-- BEGIN Available data --
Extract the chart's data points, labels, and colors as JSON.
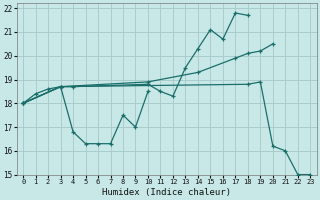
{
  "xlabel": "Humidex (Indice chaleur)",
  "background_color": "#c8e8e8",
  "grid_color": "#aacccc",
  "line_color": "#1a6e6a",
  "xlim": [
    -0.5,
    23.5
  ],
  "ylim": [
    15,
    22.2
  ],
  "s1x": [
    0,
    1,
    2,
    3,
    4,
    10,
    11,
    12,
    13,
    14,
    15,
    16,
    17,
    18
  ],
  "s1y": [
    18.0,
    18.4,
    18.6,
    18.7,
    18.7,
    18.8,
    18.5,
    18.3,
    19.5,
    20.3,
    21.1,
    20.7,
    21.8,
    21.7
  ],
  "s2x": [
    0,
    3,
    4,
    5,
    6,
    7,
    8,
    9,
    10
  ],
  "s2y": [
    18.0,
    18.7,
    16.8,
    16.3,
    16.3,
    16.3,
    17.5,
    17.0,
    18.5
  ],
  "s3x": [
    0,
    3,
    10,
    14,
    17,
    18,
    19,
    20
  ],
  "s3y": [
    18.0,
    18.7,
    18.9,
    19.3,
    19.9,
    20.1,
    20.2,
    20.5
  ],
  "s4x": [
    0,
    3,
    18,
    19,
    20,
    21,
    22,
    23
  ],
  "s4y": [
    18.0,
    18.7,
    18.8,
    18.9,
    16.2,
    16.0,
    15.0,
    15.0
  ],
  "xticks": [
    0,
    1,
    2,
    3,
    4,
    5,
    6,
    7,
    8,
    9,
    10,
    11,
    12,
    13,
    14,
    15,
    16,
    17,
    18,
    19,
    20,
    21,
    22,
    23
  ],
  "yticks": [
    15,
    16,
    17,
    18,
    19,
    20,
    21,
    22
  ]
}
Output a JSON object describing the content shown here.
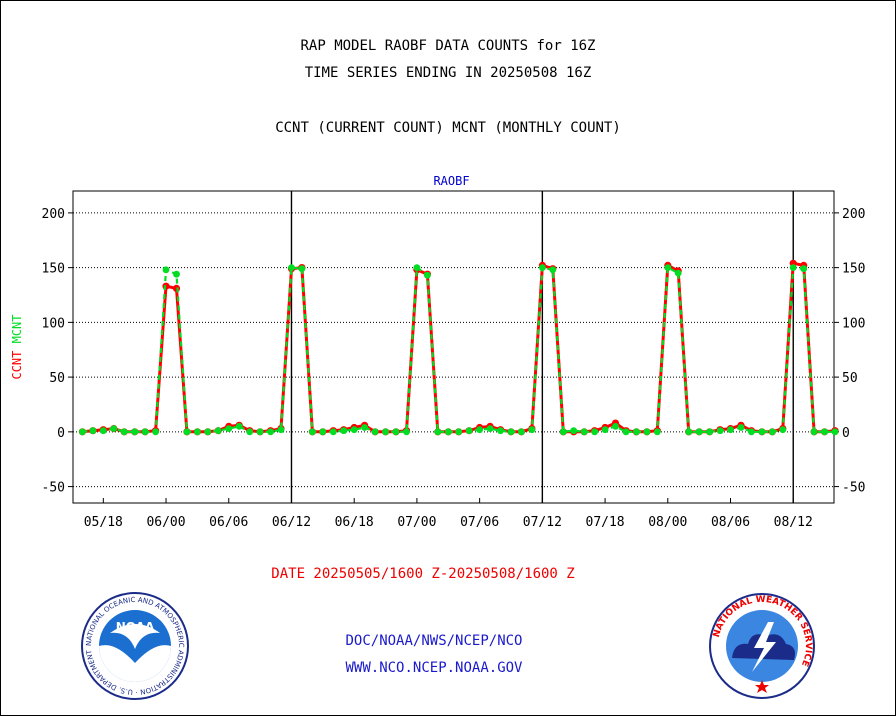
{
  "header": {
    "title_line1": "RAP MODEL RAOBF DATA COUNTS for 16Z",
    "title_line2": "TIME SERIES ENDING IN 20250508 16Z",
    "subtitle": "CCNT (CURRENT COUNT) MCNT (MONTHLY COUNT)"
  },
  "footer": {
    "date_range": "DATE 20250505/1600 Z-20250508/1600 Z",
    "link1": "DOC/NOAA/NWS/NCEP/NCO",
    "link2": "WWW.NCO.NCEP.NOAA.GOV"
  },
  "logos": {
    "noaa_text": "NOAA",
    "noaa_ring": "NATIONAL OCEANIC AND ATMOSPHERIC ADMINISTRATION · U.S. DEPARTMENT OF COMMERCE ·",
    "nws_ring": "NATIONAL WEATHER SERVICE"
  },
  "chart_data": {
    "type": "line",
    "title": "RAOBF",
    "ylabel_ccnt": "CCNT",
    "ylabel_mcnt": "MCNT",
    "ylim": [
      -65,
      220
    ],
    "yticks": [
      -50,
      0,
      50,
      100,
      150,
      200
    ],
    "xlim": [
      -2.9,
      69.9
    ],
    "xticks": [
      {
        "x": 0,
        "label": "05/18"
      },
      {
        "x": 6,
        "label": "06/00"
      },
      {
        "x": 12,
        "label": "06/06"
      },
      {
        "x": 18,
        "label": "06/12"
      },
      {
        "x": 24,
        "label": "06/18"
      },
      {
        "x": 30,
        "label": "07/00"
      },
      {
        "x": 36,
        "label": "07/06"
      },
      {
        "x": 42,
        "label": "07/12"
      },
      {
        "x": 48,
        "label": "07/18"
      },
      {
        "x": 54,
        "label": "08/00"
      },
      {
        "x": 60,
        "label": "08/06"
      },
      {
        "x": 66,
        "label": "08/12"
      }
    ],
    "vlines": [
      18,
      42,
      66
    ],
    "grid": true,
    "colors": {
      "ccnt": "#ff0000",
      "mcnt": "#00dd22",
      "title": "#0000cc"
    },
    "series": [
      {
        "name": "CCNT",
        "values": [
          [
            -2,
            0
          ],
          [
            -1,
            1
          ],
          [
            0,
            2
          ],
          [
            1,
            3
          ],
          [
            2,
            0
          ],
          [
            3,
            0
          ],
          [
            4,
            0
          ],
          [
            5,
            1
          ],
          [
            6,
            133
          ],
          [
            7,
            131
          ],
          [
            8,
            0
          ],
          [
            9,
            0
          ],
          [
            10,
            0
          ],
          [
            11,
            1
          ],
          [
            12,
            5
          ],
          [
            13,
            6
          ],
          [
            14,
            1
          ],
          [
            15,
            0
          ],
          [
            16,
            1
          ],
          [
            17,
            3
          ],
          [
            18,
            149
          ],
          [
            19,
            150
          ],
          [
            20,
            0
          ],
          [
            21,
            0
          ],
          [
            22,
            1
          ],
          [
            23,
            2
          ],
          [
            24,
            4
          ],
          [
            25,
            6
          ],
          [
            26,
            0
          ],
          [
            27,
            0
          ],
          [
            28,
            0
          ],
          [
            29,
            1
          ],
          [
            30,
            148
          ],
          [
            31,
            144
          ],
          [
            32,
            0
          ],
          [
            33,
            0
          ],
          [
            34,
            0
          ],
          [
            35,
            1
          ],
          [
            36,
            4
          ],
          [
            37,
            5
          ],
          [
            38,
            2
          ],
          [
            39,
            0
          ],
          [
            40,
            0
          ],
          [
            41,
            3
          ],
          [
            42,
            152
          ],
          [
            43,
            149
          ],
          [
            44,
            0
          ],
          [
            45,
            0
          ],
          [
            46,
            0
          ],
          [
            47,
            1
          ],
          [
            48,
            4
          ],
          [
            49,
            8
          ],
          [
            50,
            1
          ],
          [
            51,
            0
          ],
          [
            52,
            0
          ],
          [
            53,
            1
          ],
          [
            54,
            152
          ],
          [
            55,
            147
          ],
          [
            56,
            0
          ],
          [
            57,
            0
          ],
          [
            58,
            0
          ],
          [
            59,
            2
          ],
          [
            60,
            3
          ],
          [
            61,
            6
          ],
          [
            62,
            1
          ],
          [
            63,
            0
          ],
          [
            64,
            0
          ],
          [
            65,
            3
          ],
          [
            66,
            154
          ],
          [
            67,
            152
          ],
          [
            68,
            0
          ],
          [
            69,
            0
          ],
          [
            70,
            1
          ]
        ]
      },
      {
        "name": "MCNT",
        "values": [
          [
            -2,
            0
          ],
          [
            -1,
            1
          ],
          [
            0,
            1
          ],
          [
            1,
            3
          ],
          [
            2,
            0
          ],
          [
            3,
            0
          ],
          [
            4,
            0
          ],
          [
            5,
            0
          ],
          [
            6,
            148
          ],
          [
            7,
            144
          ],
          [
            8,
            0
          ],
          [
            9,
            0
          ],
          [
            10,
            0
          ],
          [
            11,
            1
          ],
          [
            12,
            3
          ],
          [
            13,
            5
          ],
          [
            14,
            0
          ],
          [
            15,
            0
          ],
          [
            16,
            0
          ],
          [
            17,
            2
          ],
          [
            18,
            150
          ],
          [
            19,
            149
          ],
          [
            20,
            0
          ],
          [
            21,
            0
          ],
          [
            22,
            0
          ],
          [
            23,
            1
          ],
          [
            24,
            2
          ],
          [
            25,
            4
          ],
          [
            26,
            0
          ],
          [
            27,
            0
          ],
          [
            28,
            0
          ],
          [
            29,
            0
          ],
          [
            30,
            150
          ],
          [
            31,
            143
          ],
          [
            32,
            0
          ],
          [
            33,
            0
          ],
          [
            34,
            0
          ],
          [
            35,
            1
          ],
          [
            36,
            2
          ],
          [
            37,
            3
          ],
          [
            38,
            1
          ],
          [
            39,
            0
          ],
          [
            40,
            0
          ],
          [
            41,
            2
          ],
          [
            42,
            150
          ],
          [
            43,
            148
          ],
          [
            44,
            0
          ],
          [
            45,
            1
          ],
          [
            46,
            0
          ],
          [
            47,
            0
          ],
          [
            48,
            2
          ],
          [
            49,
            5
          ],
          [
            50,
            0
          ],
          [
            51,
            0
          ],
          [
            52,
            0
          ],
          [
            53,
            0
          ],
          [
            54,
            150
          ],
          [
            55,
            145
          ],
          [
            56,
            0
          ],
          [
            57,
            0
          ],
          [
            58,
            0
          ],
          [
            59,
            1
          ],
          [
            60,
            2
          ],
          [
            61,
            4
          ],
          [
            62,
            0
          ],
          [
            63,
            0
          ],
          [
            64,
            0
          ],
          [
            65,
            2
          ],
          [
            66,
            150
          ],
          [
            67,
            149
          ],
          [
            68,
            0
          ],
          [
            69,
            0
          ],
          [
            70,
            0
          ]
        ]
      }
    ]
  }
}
-- END Available data --
-- BEGIN Available data --
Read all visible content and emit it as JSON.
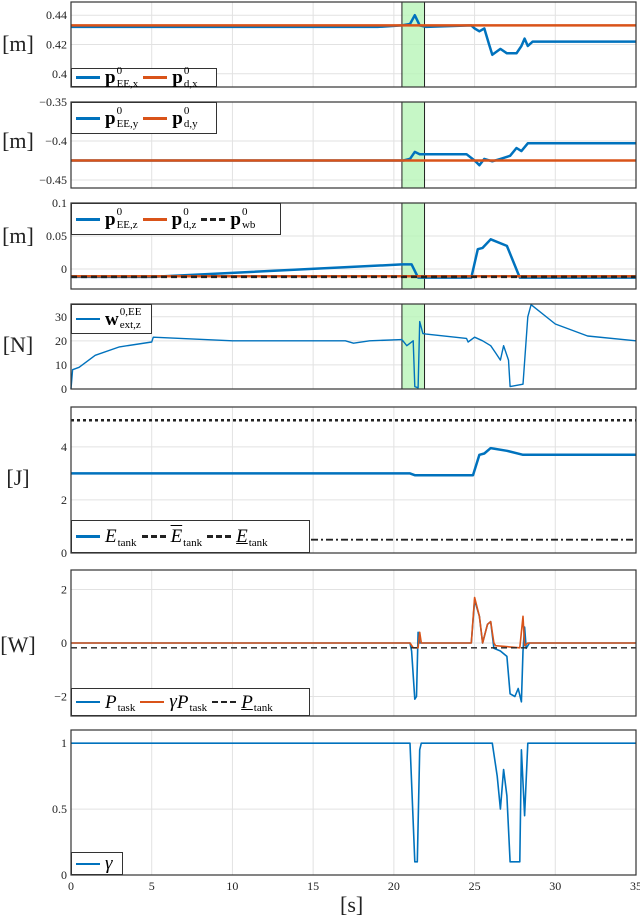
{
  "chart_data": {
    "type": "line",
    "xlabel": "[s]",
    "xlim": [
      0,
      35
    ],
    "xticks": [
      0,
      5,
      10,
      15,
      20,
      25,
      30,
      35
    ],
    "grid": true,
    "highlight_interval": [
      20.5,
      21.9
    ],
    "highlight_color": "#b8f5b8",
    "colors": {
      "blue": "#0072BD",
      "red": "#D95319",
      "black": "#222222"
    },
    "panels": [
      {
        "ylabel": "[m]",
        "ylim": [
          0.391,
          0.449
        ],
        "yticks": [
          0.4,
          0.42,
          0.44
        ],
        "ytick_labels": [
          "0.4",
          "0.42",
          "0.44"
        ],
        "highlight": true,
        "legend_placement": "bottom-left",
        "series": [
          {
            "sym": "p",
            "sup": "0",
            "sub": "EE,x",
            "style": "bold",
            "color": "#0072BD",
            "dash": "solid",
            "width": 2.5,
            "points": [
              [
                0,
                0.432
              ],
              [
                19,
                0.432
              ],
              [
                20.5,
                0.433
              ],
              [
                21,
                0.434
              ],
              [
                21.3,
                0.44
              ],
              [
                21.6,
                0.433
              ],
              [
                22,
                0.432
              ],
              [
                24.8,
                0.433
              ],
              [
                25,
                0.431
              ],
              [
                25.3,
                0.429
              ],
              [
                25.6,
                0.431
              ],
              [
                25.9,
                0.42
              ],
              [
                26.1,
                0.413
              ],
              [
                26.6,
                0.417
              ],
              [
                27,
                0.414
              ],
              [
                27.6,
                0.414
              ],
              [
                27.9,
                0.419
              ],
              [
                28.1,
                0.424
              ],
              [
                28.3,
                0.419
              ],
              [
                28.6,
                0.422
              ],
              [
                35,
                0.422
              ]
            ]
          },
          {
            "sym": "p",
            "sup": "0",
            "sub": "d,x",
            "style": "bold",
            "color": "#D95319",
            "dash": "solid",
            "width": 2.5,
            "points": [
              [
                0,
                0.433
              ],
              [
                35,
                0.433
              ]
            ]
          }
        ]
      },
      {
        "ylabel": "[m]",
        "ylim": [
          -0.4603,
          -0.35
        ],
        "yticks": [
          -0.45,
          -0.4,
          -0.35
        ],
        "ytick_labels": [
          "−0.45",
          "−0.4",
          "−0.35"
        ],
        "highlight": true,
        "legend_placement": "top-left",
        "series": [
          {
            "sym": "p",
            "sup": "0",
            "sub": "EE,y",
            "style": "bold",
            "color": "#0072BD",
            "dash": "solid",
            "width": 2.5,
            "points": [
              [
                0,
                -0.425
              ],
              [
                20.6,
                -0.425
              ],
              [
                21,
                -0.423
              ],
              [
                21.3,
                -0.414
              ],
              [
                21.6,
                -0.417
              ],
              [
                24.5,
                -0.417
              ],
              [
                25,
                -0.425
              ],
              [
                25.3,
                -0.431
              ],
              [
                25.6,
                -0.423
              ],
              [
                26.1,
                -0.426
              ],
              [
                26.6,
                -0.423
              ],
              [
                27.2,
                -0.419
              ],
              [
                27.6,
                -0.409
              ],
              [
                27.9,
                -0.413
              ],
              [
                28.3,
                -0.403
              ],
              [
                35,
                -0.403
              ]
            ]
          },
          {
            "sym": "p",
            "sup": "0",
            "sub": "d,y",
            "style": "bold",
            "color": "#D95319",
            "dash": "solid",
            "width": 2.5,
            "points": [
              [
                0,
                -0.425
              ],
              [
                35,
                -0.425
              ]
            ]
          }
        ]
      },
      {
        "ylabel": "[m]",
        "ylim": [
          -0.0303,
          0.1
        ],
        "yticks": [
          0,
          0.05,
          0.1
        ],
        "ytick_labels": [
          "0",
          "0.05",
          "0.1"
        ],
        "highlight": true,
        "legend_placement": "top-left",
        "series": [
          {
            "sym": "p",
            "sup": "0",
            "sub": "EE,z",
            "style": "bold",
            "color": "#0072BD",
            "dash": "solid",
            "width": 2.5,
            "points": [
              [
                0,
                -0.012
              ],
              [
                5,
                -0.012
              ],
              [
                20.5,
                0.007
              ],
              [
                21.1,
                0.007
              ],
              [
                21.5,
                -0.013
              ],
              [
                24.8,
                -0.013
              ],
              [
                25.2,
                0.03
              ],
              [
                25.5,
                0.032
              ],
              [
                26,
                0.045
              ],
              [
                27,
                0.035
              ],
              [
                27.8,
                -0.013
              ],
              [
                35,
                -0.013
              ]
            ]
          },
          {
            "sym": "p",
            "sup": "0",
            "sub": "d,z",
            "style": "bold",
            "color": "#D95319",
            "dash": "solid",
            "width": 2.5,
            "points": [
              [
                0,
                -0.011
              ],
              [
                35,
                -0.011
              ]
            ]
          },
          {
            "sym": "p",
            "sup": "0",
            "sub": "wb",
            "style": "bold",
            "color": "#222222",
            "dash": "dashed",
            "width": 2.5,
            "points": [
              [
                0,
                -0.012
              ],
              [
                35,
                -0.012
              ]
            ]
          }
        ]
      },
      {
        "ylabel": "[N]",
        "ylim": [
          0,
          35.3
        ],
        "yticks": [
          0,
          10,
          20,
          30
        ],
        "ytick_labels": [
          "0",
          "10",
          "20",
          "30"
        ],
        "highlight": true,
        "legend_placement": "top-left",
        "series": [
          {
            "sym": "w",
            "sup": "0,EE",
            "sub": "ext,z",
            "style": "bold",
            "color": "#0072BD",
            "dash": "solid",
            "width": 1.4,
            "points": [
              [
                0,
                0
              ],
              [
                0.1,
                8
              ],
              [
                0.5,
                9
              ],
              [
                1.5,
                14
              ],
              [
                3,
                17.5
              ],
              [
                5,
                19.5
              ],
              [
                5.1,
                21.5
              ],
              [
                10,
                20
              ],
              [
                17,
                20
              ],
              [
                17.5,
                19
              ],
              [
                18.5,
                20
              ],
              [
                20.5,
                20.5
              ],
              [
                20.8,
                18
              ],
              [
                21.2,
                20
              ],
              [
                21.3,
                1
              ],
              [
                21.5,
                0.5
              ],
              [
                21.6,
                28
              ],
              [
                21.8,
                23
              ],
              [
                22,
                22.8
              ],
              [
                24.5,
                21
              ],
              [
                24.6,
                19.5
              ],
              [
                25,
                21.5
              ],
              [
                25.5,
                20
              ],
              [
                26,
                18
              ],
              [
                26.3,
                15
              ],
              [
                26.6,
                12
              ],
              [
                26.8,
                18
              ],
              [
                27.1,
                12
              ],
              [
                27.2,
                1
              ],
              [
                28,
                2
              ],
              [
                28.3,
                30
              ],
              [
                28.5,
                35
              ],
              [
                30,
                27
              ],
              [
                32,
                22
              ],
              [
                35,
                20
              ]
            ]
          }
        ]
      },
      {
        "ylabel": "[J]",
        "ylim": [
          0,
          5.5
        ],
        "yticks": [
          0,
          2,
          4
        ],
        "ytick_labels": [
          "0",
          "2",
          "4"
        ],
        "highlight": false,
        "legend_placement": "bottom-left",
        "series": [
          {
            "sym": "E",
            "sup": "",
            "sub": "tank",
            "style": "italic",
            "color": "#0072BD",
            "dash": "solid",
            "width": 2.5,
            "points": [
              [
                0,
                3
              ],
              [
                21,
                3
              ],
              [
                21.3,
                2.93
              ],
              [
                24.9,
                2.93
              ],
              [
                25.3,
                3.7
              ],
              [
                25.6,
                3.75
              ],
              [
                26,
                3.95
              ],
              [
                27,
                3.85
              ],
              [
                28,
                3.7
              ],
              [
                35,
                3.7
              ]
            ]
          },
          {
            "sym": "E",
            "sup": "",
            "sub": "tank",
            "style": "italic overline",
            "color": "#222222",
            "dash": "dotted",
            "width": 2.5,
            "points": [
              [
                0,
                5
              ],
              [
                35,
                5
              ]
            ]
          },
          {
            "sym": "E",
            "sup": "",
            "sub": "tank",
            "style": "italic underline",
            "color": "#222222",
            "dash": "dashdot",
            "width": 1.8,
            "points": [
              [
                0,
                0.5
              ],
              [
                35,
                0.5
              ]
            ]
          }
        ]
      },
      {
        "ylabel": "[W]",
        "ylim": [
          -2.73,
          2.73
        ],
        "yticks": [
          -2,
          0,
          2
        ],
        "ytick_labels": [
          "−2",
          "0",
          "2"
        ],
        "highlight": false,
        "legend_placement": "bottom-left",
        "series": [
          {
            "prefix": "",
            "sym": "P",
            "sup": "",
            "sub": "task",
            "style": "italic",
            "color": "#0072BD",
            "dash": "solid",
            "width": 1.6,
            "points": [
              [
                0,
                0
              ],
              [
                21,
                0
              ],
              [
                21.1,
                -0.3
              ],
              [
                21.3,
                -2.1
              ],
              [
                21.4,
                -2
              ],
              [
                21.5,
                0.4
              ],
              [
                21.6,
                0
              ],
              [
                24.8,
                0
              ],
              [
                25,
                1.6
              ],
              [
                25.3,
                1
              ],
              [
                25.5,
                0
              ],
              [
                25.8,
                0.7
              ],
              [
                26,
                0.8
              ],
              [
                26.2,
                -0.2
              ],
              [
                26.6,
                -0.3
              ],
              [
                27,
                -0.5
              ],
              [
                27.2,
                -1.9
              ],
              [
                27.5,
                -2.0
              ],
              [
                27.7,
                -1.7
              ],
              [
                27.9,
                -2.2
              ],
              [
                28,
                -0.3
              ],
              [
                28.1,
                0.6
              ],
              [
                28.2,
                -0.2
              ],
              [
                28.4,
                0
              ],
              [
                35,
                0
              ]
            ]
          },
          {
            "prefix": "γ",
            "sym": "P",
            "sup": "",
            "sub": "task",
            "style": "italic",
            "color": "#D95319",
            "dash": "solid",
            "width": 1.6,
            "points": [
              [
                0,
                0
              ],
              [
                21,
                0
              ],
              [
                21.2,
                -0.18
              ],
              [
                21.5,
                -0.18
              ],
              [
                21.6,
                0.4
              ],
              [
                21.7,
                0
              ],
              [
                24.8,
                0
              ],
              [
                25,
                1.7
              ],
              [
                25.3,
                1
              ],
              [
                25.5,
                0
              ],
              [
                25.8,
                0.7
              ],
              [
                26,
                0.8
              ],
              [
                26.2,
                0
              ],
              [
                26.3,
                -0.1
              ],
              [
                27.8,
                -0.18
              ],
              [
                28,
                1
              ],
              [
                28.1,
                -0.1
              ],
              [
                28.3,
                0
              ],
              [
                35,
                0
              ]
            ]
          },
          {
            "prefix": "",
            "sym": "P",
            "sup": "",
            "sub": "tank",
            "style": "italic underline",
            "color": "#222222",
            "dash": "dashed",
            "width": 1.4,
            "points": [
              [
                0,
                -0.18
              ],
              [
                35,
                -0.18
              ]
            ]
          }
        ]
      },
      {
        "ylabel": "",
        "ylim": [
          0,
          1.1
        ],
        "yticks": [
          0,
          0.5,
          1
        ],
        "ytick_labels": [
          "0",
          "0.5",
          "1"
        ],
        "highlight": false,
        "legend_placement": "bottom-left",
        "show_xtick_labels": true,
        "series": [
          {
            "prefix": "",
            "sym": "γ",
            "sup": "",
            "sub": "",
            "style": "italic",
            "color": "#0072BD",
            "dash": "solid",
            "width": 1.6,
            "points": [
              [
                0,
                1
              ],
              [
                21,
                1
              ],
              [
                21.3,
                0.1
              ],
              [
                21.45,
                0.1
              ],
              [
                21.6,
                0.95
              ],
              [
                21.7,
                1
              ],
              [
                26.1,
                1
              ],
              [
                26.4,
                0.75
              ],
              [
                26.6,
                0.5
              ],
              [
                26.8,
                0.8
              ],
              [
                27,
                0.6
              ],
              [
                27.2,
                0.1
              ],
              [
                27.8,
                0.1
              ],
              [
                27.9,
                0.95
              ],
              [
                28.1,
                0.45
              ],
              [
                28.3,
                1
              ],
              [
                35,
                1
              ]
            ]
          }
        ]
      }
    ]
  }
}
-- END Available data --
-- BEGIN Available data --
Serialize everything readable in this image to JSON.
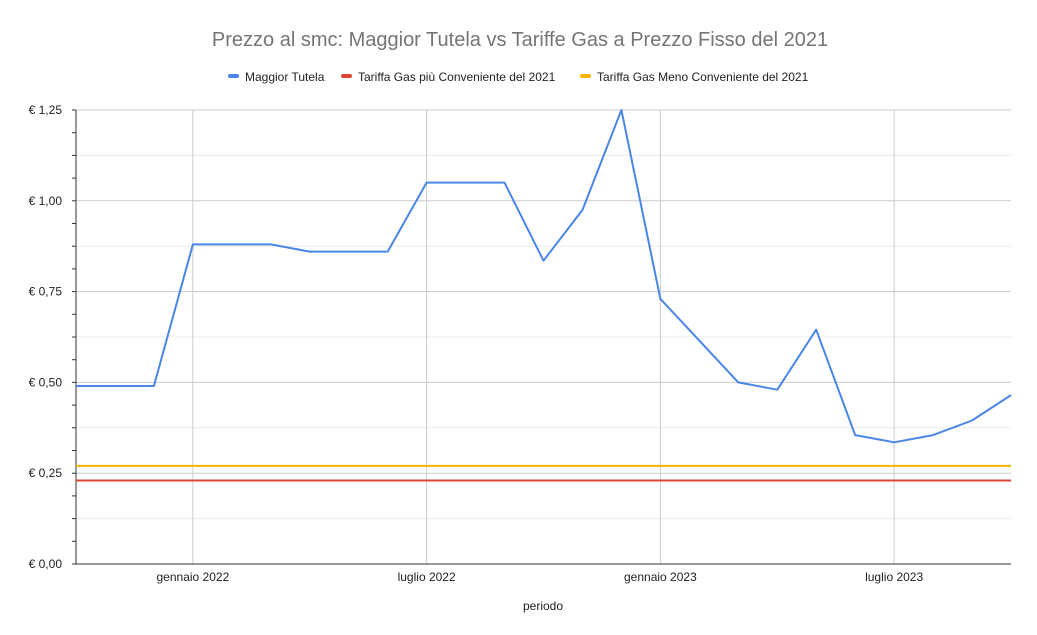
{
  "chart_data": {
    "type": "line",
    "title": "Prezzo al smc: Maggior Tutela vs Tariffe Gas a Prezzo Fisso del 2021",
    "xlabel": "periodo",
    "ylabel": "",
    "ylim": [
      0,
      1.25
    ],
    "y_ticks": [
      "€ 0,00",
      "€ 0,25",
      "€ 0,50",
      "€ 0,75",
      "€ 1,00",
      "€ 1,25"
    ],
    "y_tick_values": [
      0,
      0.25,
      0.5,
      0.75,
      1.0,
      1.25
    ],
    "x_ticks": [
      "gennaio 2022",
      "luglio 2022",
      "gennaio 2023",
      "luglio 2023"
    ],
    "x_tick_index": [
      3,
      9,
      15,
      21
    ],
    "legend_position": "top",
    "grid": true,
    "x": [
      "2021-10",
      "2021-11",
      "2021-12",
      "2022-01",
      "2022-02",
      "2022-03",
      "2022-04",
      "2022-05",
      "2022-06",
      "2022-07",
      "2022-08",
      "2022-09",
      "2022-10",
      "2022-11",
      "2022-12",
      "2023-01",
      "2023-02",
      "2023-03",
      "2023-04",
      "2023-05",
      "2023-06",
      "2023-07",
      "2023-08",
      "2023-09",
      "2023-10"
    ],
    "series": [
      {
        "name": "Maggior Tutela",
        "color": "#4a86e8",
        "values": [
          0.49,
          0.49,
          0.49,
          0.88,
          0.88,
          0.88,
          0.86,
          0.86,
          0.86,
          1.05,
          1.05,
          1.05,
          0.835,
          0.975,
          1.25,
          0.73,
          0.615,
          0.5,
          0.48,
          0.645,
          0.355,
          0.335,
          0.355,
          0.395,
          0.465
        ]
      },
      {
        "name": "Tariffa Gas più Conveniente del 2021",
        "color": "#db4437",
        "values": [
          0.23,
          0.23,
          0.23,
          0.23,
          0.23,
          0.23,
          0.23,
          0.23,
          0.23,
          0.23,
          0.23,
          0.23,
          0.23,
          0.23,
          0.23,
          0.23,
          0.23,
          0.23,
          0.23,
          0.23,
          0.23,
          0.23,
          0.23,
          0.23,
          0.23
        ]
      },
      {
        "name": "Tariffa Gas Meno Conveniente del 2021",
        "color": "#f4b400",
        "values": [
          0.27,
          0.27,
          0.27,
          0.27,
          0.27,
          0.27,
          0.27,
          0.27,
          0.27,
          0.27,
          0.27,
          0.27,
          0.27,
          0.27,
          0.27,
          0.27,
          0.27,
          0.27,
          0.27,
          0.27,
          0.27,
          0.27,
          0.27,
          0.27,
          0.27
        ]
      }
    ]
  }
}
-- END Available data --
Task brief: The word "Maggior" may turn up on some lines of these records; say how many, with no other words.

Response below: 2